-- Do this --
Go through the entries one line at a time, and gather every line that has the word "name".

— BEGIN Dataset extract —

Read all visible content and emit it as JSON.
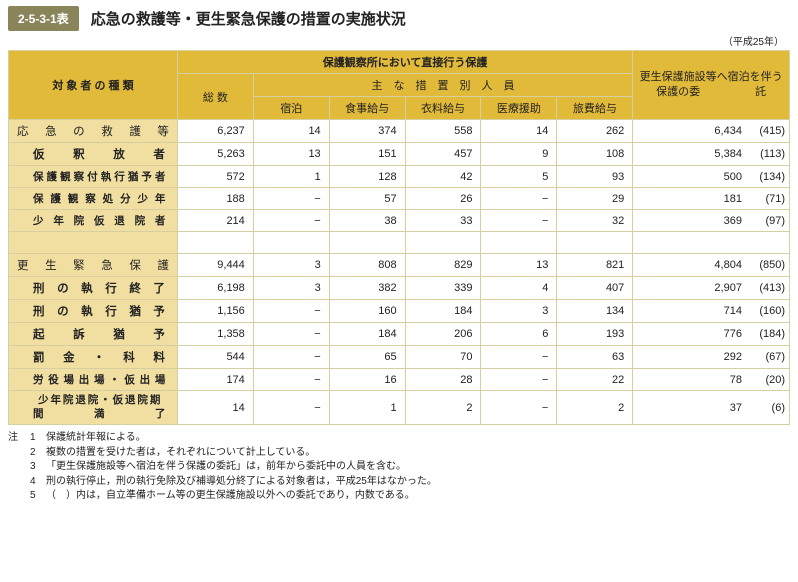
{
  "header": {
    "tag": "2-5-3-1表",
    "title": "応急の救護等・更生緊急保護の措置の実施状況",
    "year": "（平成25年）"
  },
  "columns": {
    "category": "対 象 者 の 種 類",
    "direct_group": "保護観察所において直接行う保護",
    "total": "総 数",
    "measures_group": "主　な　措　置　別　人　員",
    "m1": "宿泊",
    "m2": "食事給与",
    "m3": "衣料給与",
    "m4": "医療援助",
    "m5": "旅費給与",
    "commit": "更生保護施設等へ宿泊を伴う保護の委　　　　　託"
  },
  "rows": [
    {
      "k": "r1",
      "label": "応 急 の 救 護 等",
      "indent": false,
      "small": false,
      "section": true,
      "total": "6,237",
      "m1": "14",
      "m2": "374",
      "m3": "558",
      "m4": "14",
      "m5": "262",
      "c": "6,434",
      "p": "(415)"
    },
    {
      "k": "r2",
      "label": "仮 釈 放 者",
      "indent": true,
      "small": false,
      "total": "5,263",
      "m1": "13",
      "m2": "151",
      "m3": "457",
      "m4": "9",
      "m5": "108",
      "c": "5,384",
      "p": "(113)"
    },
    {
      "k": "r3",
      "label": "保護観察付執行猶予者",
      "indent": true,
      "small": true,
      "total": "572",
      "m1": "1",
      "m2": "128",
      "m3": "42",
      "m4": "5",
      "m5": "93",
      "c": "500",
      "p": "(134)"
    },
    {
      "k": "r4",
      "label": "保 護 観 察 処 分 少 年",
      "indent": true,
      "small": true,
      "total": "188",
      "m1": "−",
      "m2": "57",
      "m3": "26",
      "m4": "−",
      "m5": "29",
      "c": "181",
      "p": "(71)"
    },
    {
      "k": "r5",
      "label": "少 年 院 仮 退 院 者",
      "indent": true,
      "small": true,
      "total": "214",
      "m1": "−",
      "m2": "38",
      "m3": "33",
      "m4": "−",
      "m5": "32",
      "c": "369",
      "p": "(97)"
    },
    {
      "k": "sp1",
      "spacer": true
    },
    {
      "k": "r6",
      "label": "更 生 緊 急 保 護",
      "indent": false,
      "small": false,
      "section": true,
      "total": "9,444",
      "m1": "3",
      "m2": "808",
      "m3": "829",
      "m4": "13",
      "m5": "821",
      "c": "4,804",
      "p": "(850)"
    },
    {
      "k": "r7",
      "label": "刑 の 執 行 終 了",
      "indent": true,
      "small": false,
      "total": "6,198",
      "m1": "3",
      "m2": "382",
      "m3": "339",
      "m4": "4",
      "m5": "407",
      "c": "2,907",
      "p": "(413)"
    },
    {
      "k": "r8",
      "label": "刑 の 執 行 猶 予",
      "indent": true,
      "small": false,
      "total": "1,156",
      "m1": "−",
      "m2": "160",
      "m3": "184",
      "m4": "3",
      "m5": "134",
      "c": "714",
      "p": "(160)"
    },
    {
      "k": "r9",
      "label": "起 訴 猶 予",
      "indent": true,
      "small": false,
      "total": "1,358",
      "m1": "−",
      "m2": "184",
      "m3": "206",
      "m4": "6",
      "m5": "193",
      "c": "776",
      "p": "(184)"
    },
    {
      "k": "r10",
      "label": "罰 金 ・ 科 料",
      "indent": true,
      "small": false,
      "total": "544",
      "m1": "−",
      "m2": "65",
      "m3": "70",
      "m4": "−",
      "m5": "63",
      "c": "292",
      "p": "(67)"
    },
    {
      "k": "r11",
      "label": "労役場出場・仮出場",
      "indent": true,
      "small": true,
      "total": "174",
      "m1": "−",
      "m2": "16",
      "m3": "28",
      "m4": "−",
      "m5": "22",
      "c": "78",
      "p": "(20)"
    },
    {
      "k": "r12",
      "label": "少 年 院 退 院 ・\n仮 退 院 期 間 満 了",
      "indent": true,
      "small": true,
      "multi": true,
      "total": "14",
      "m1": "−",
      "m2": "1",
      "m3": "2",
      "m4": "−",
      "m5": "2",
      "c": "37",
      "p": "(6)"
    }
  ],
  "notes": {
    "label": "注",
    "items": [
      "保護統計年報による。",
      "複数の措置を受けた者は，それぞれについて計上している。",
      "「更生保護施設等へ宿泊を伴う保護の委託」は，前年から委託中の人員を含む。",
      "刑の執行停止，刑の執行免除及び補導処分終了による対象者は，平成25年はなかった。",
      "（　）内は，自立準備ホーム等の更生保護施設以外への委託であり，内数である。"
    ]
  },
  "styling": {
    "header_bg": "#e2ba3a",
    "rowhead_bg": "#f1dfa1",
    "border_color": "#d6cfa2",
    "tag_bg": "#8a845a"
  }
}
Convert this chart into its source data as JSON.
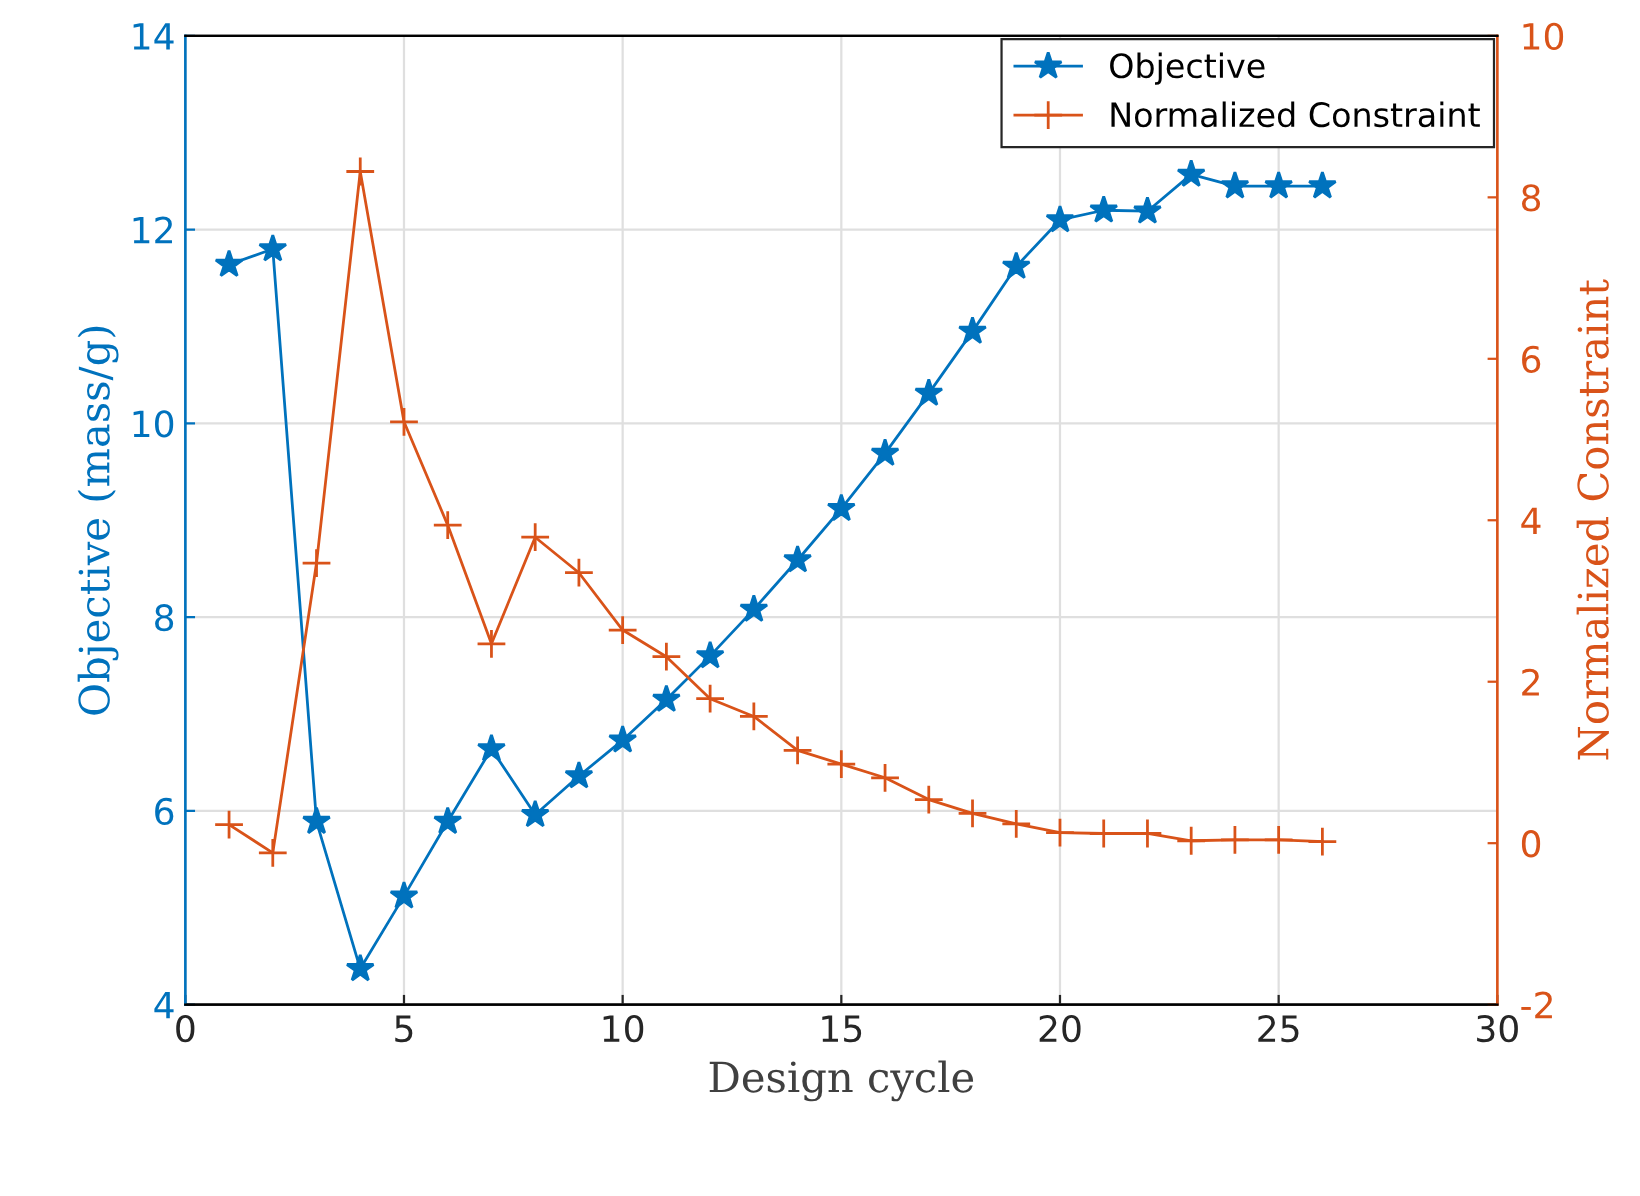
{
  "chart_data": {
    "type": "line",
    "xlabel": "Design cycle",
    "ylabel": "Objective (mass/g)",
    "y2label": "Normalized Constraint",
    "x": [
      1,
      2,
      3,
      4,
      5,
      6,
      7,
      8,
      9,
      10,
      11,
      12,
      13,
      14,
      15,
      16,
      17,
      18,
      19,
      20,
      21,
      22,
      23,
      24,
      25,
      26
    ],
    "xlim": [
      0,
      30
    ],
    "xticks": [
      0,
      5,
      10,
      15,
      20,
      25,
      30
    ],
    "ylim": [
      4,
      14
    ],
    "yticks": [
      4,
      6,
      8,
      10,
      12,
      14
    ],
    "y2lim": [
      -2,
      10
    ],
    "y2ticks": [
      {
        "value": -2,
        "label": "-2"
      },
      0,
      2,
      4,
      6,
      8,
      10
    ],
    "grid": true,
    "legend": "top right",
    "series": [
      {
        "name": "Objective",
        "color": "#0072bd",
        "marker": "star",
        "values": [
          11.64,
          11.8,
          5.89,
          4.37,
          5.12,
          5.89,
          6.64,
          5.96,
          6.36,
          6.73,
          7.15,
          7.6,
          8.08,
          8.59,
          9.12,
          9.69,
          10.31,
          10.95,
          11.62,
          12.1,
          12.2,
          12.19,
          12.57,
          12.45,
          12.45,
          12.45
        ]
      },
      {
        "name": "Normalized Constraint",
        "color": "#d95319",
        "marker": "cross",
        "axis": "y2",
        "values": [
          0.23,
          -0.12,
          3.47,
          8.32,
          5.22,
          3.94,
          2.47,
          3.79,
          3.35,
          2.64,
          2.31,
          1.79,
          1.57,
          1.15,
          0.98,
          0.81,
          0.54,
          0.37,
          0.24,
          0.13,
          0.12,
          0.12,
          0.03,
          0.04,
          0.04,
          0.02
        ]
      }
    ]
  }
}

— END Dataset extract —

-- Worked answer --
        "name": "Objective",
        "name": "Normalized Constraint",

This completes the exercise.